>> start

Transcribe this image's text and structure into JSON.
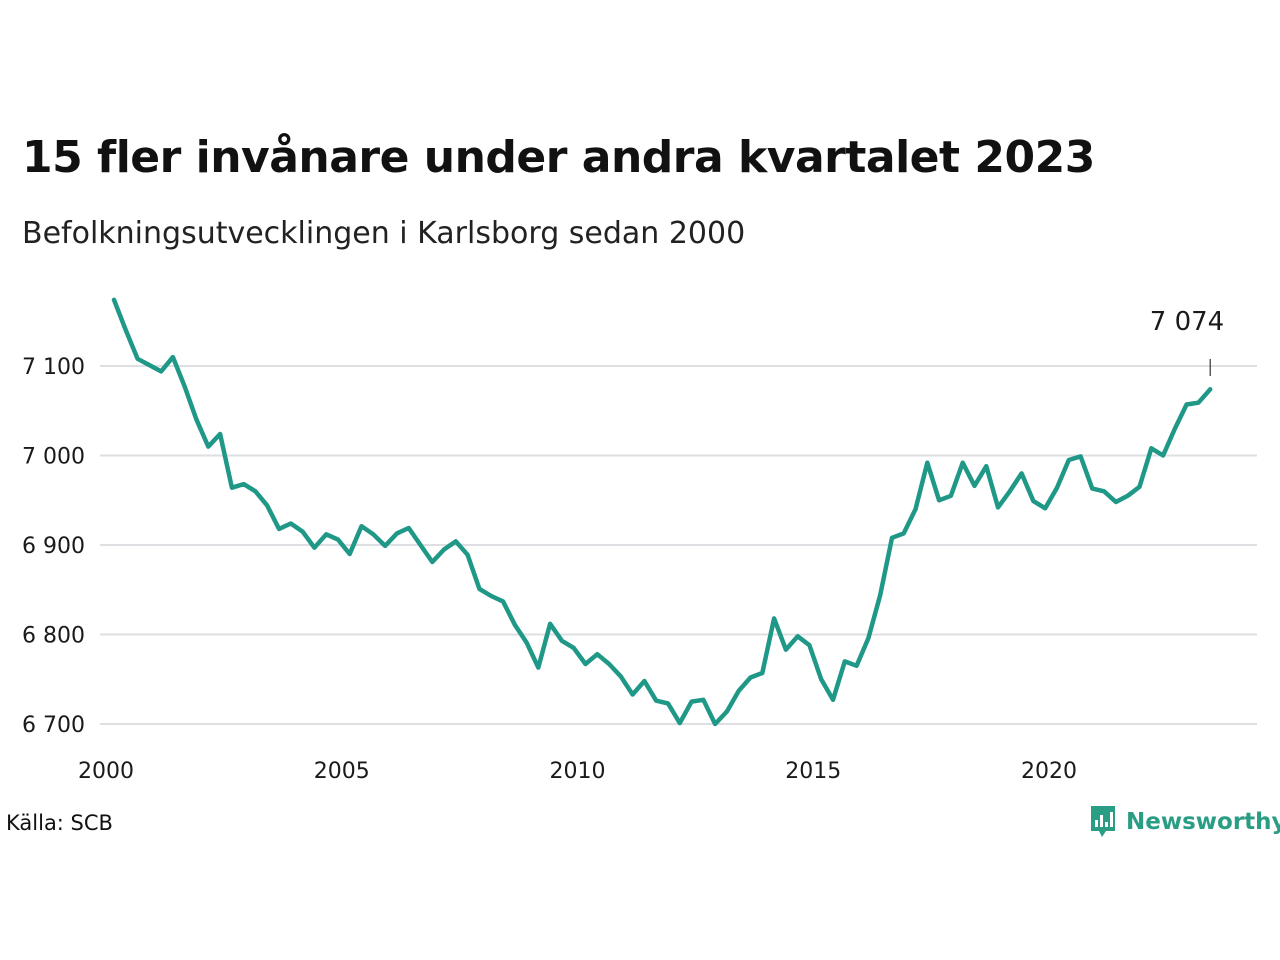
{
  "header": {
    "title": "15 fler invånare under andra kvartalet 2023",
    "subtitle": "Befolkningsutvecklingen i Karlsborg sedan 2000"
  },
  "footer": {
    "source": "Källa: SCB",
    "brand": "Newsworthy"
  },
  "colors": {
    "line": "#1f9887",
    "grid": "#dedfe3",
    "brand": "#2a9d85"
  },
  "chart_data": {
    "type": "line",
    "title": "15 fler invånare under andra kvartalet 2023",
    "subtitle": "Befolkningsutvecklingen i Karlsborg sedan 2000",
    "xlabel": "",
    "ylabel": "",
    "x_ticks": [
      "2000",
      "2005",
      "2010",
      "2015",
      "2020"
    ],
    "y_ticks": [
      "6 700",
      "6 800",
      "6 900",
      "7 000",
      "7 100"
    ],
    "y_tick_values": [
      6700,
      6800,
      6900,
      7000,
      7100
    ],
    "ylim": [
      6680,
      7185
    ],
    "xlim": [
      2000.0,
      2023.5
    ],
    "grid": true,
    "annotation": {
      "label": "7 074",
      "x": 2023.25,
      "y": 7074
    },
    "series": [
      {
        "x": [
          2000.0,
          2000.25,
          2000.5,
          2000.75,
          2001.0,
          2001.25,
          2001.5,
          2001.75,
          2002.0,
          2002.25,
          2002.5,
          2002.75,
          2003.0,
          2003.25,
          2003.5,
          2003.75,
          2004.0,
          2004.25,
          2004.5,
          2004.75,
          2005.0,
          2005.25,
          2005.5,
          2005.75,
          2006.0,
          2006.25,
          2006.5,
          2006.75,
          2007.0,
          2007.25,
          2007.5,
          2007.75,
          2008.0,
          2008.25,
          2008.5,
          2008.75,
          2009.0,
          2009.25,
          2009.5,
          2009.75,
          2010.0,
          2010.25,
          2010.5,
          2010.75,
          2011.0,
          2011.25,
          2011.5,
          2011.75,
          2012.0,
          2012.25,
          2012.5,
          2012.75,
          2013.0,
          2013.25,
          2013.5,
          2013.75,
          2014.0,
          2014.25,
          2014.5,
          2014.75,
          2015.0,
          2015.25,
          2015.5,
          2015.75,
          2016.0,
          2016.25,
          2016.5,
          2016.75,
          2017.0,
          2017.25,
          2017.5,
          2017.75,
          2018.0,
          2018.25,
          2018.5,
          2018.75,
          2019.0,
          2019.25,
          2019.5,
          2019.75,
          2020.0,
          2020.25,
          2020.5,
          2020.75,
          2021.0,
          2021.25,
          2021.5,
          2021.75,
          2022.0,
          2022.25,
          2022.5,
          2022.75,
          2023.0,
          2023.25
        ],
        "values": [
          7174,
          7140,
          7108,
          7101,
          7094,
          7110,
          7077,
          7040,
          7010,
          7024,
          6964,
          6968,
          6960,
          6944,
          6918,
          6924,
          6915,
          6897,
          6912,
          6906,
          6890,
          6921,
          6912,
          6899,
          6913,
          6919,
          6900,
          6881,
          6895,
          6904,
          6889,
          6851,
          6843,
          6837,
          6811,
          6791,
          6763,
          6812,
          6793,
          6785,
          6767,
          6778,
          6767,
          6753,
          6733,
          6748,
          6726,
          6723,
          6701,
          6725,
          6727,
          6700,
          6714,
          6737,
          6752,
          6757,
          6818,
          6783,
          6798,
          6788,
          6750,
          6727,
          6770,
          6765,
          6796,
          6844,
          6908,
          6913,
          6940,
          6992,
          6950,
          6955,
          6992,
          6966,
          6988,
          6942,
          6960,
          6980,
          6949,
          6941,
          6964,
          6995,
          6999,
          6963,
          6960,
          6948,
          6955,
          6965,
          7008,
          7000,
          7030,
          7057,
          7059,
          7074
        ]
      }
    ]
  }
}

>> end

Exclude the pictures. Write out the remaining data exactly.

Transcribe this image's text and structure into JSON.
{
  "header": {
    "title": "15 fler invånare under andra kvartalet 2023",
    "subtitle": "Befolkningsutvecklingen i Karlsborg sedan 2000"
  },
  "footer": {
    "source": "Källa: SCB",
    "brand": "Newsworthy"
  },
  "colors": {
    "line": "#1f9887",
    "grid": "#dedfe3",
    "brand": "#2a9d85"
  },
  "chart_data": {
    "type": "line",
    "title": "15 fler invånare under andra kvartalet 2023",
    "subtitle": "Befolkningsutvecklingen i Karlsborg sedan 2000",
    "xlabel": "",
    "ylabel": "",
    "x_ticks": [
      "2000",
      "2005",
      "2010",
      "2015",
      "2020"
    ],
    "y_ticks": [
      "6 700",
      "6 800",
      "6 900",
      "7 000",
      "7 100"
    ],
    "y_tick_values": [
      6700,
      6800,
      6900,
      7000,
      7100
    ],
    "ylim": [
      6680,
      7185
    ],
    "xlim": [
      2000.0,
      2023.5
    ],
    "grid": true,
    "annotation": {
      "label": "7 074",
      "x": 2023.25,
      "y": 7074
    },
    "series": [
      {
        "x": [
          2000.0,
          2000.25,
          2000.5,
          2000.75,
          2001.0,
          2001.25,
          2001.5,
          2001.75,
          2002.0,
          2002.25,
          2002.5,
          2002.75,
          2003.0,
          2003.25,
          2003.5,
          2003.75,
          2004.0,
          2004.25,
          2004.5,
          2004.75,
          2005.0,
          2005.25,
          2005.5,
          2005.75,
          2006.0,
          2006.25,
          2006.5,
          2006.75,
          2007.0,
          2007.25,
          2007.5,
          2007.75,
          2008.0,
          2008.25,
          2008.5,
          2008.75,
          2009.0,
          2009.25,
          2009.5,
          2009.75,
          2010.0,
          2010.25,
          2010.5,
          2010.75,
          2011.0,
          2011.25,
          2011.5,
          2011.75,
          2012.0,
          2012.25,
          2012.5,
          2012.75,
          2013.0,
          2013.25,
          2013.5,
          2013.75,
          2014.0,
          2014.25,
          2014.5,
          2014.75,
          2015.0,
          2015.25,
          2015.5,
          2015.75,
          2016.0,
          2016.25,
          2016.5,
          2016.75,
          2017.0,
          2017.25,
          2017.5,
          2017.75,
          2018.0,
          2018.25,
          2018.5,
          2018.75,
          2019.0,
          2019.25,
          2019.5,
          2019.75,
          2020.0,
          2020.25,
          2020.5,
          2020.75,
          2021.0,
          2021.25,
          2021.5,
          2021.75,
          2022.0,
          2022.25,
          2022.5,
          2022.75,
          2023.0,
          2023.25
        ],
        "values": [
          7174,
          7140,
          7108,
          7101,
          7094,
          7110,
          7077,
          7040,
          7010,
          7024,
          6964,
          6968,
          6960,
          6944,
          6918,
          6924,
          6915,
          6897,
          6912,
          6906,
          6890,
          6921,
          6912,
          6899,
          6913,
          6919,
          6900,
          6881,
          6895,
          6904,
          6889,
          6851,
          6843,
          6837,
          6811,
          6791,
          6763,
          6812,
          6793,
          6785,
          6767,
          6778,
          6767,
          6753,
          6733,
          6748,
          6726,
          6723,
          6701,
          6725,
          6727,
          6700,
          6714,
          6737,
          6752,
          6757,
          6818,
          6783,
          6798,
          6788,
          6750,
          6727,
          6770,
          6765,
          6796,
          6844,
          6908,
          6913,
          6940,
          6992,
          6950,
          6955,
          6992,
          6966,
          6988,
          6942,
          6960,
          6980,
          6949,
          6941,
          6964,
          6995,
          6999,
          6963,
          6960,
          6948,
          6955,
          6965,
          7008,
          7000,
          7030,
          7057,
          7059,
          7074
        ]
      }
    ]
  }
}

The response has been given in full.